_Task requirements_.
Locate every line in the records below that holds the word "Filmtransport" and return each one.

[Stored records]
———

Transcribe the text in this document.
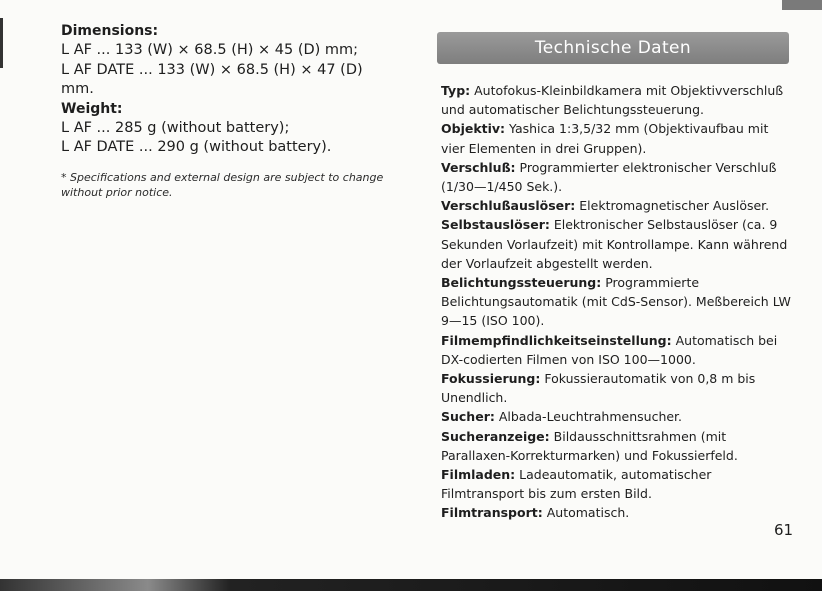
Dimensions:
L AF ... 133 (W) × 68.5 (H) × 45 (D) mm;
L AF DATE ... 133 (W) × 68.5 (H) × 47 (D)
mm.
Weight:
L AF ... 285 g (without battery);
L AF DATE ... 290 g (without battery).
* Specifications and external design are subject to change without prior notice.
Technische Daten
Typ: Autofokus-Kleinbildkamera mit Objektivverschluß und automatischer Belichtungssteuerung.
Objektiv: Yashica 1:3,5/32 mm (Objektivaufbau mit vier Elementen in drei Gruppen).
Verschluß: Programmierter elektronischer Verschluß (1/30—1/450 Sek.).
Verschlußauslöser: Elektromagnetischer Auslöser.
Selbstauslöser: Elektronischer Selbstauslöser (ca. 9 Sekunden Vorlaufzeit) mit Kontrollampe. Kann während der Vorlaufzeit abgestellt werden.
Belichtungssteuerung: Programmierte Belichtungsautomatik (mit CdS-Sensor). Meßbereich LW 9—15 (ISO 100).
Filmempfindlichkeitseinstellung: Automatisch bei DX-codierten Filmen von ISO 100—1000.
Fokussierung: Fokussierautomatik von 0,8 m bis Unendlich.
Sucher: Albada-Leuchtrahmensucher.
Sucheranzeige: Bildausschnittsrahmen (mit Parallaxen-Korrekturmarken) und Fokussierfeld.
Filmladen: Ladeautomatik, automatischer Filmtransport bis zum ersten Bild.
Filmtransport: Automatisch.
61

———

_Response below_.
Filmladen: Ladeautomatik, automatischer Filmtransport bis zum ersten Bild.
Filmtransport: Automatisch.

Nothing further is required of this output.